+++ Dataset content
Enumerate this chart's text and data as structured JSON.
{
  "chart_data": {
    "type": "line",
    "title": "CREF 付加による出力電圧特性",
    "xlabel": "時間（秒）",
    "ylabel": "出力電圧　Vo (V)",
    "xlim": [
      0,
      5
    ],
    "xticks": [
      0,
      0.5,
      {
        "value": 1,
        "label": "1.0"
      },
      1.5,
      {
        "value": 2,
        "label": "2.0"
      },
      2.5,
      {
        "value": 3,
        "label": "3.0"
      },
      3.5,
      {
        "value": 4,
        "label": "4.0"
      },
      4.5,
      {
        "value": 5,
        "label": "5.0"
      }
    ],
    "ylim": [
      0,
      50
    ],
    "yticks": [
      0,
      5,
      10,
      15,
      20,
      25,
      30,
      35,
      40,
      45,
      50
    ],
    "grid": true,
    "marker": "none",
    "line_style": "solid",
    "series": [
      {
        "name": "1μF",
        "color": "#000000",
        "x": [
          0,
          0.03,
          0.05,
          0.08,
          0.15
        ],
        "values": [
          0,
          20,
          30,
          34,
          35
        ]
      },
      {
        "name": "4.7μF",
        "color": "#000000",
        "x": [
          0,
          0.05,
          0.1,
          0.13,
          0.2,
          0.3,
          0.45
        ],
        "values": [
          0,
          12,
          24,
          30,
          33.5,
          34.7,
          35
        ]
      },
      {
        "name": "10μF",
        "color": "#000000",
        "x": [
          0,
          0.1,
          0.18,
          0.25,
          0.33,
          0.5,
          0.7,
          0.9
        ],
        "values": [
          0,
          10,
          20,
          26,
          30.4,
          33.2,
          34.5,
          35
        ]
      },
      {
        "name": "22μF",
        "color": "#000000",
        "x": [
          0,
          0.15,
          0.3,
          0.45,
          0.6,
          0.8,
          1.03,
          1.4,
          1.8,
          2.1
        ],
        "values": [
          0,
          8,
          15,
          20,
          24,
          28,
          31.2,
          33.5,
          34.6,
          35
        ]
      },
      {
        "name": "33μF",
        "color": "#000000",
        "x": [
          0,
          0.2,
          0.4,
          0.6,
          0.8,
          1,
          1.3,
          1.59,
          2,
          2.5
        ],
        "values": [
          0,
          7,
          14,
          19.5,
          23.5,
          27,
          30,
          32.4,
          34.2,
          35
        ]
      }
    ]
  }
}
++++++
Repeat all of the records above exactly as they appear.

Enumerate this chart's text and data as structured JSON.
{
  "chart_data": {
    "type": "line",
    "title": "CREF 付加による出力電圧特性",
    "xlabel": "時間（秒）",
    "ylabel": "出力電圧　Vo (V)",
    "xlim": [
      0,
      5
    ],
    "xticks": [
      0,
      0.5,
      {
        "value": 1,
        "label": "1.0"
      },
      1.5,
      {
        "value": 2,
        "label": "2.0"
      },
      2.5,
      {
        "value": 3,
        "label": "3.0"
      },
      3.5,
      {
        "value": 4,
        "label": "4.0"
      },
      4.5,
      {
        "value": 5,
        "label": "5.0"
      }
    ],
    "ylim": [
      0,
      50
    ],
    "yticks": [
      0,
      5,
      10,
      15,
      20,
      25,
      30,
      35,
      40,
      45,
      50
    ],
    "grid": true,
    "marker": "none",
    "line_style": "solid",
    "series": [
      {
        "name": "1μF",
        "color": "#000000",
        "x": [
          0,
          0.03,
          0.05,
          0.08,
          0.15
        ],
        "values": [
          0,
          20,
          30,
          34,
          35
        ]
      },
      {
        "name": "4.7μF",
        "color": "#000000",
        "x": [
          0,
          0.05,
          0.1,
          0.13,
          0.2,
          0.3,
          0.45
        ],
        "values": [
          0,
          12,
          24,
          30,
          33.5,
          34.7,
          35
        ]
      },
      {
        "name": "10μF",
        "color": "#000000",
        "x": [
          0,
          0.1,
          0.18,
          0.25,
          0.33,
          0.5,
          0.7,
          0.9
        ],
        "values": [
          0,
          10,
          20,
          26,
          30.4,
          33.2,
          34.5,
          35
        ]
      },
      {
        "name": "22μF",
        "color": "#000000",
        "x": [
          0,
          0.15,
          0.3,
          0.45,
          0.6,
          0.8,
          1.03,
          1.4,
          1.8,
          2.1
        ],
        "values": [
          0,
          8,
          15,
          20,
          24,
          28,
          31.2,
          33.5,
          34.6,
          35
        ]
      },
      {
        "name": "33μF",
        "color": "#000000",
        "x": [
          0,
          0.2,
          0.4,
          0.6,
          0.8,
          1,
          1.3,
          1.59,
          2,
          2.5
        ],
        "values": [
          0,
          7,
          14,
          19.5,
          23.5,
          27,
          30,
          32.4,
          34.2,
          35
        ]
      }
    ]
  }
}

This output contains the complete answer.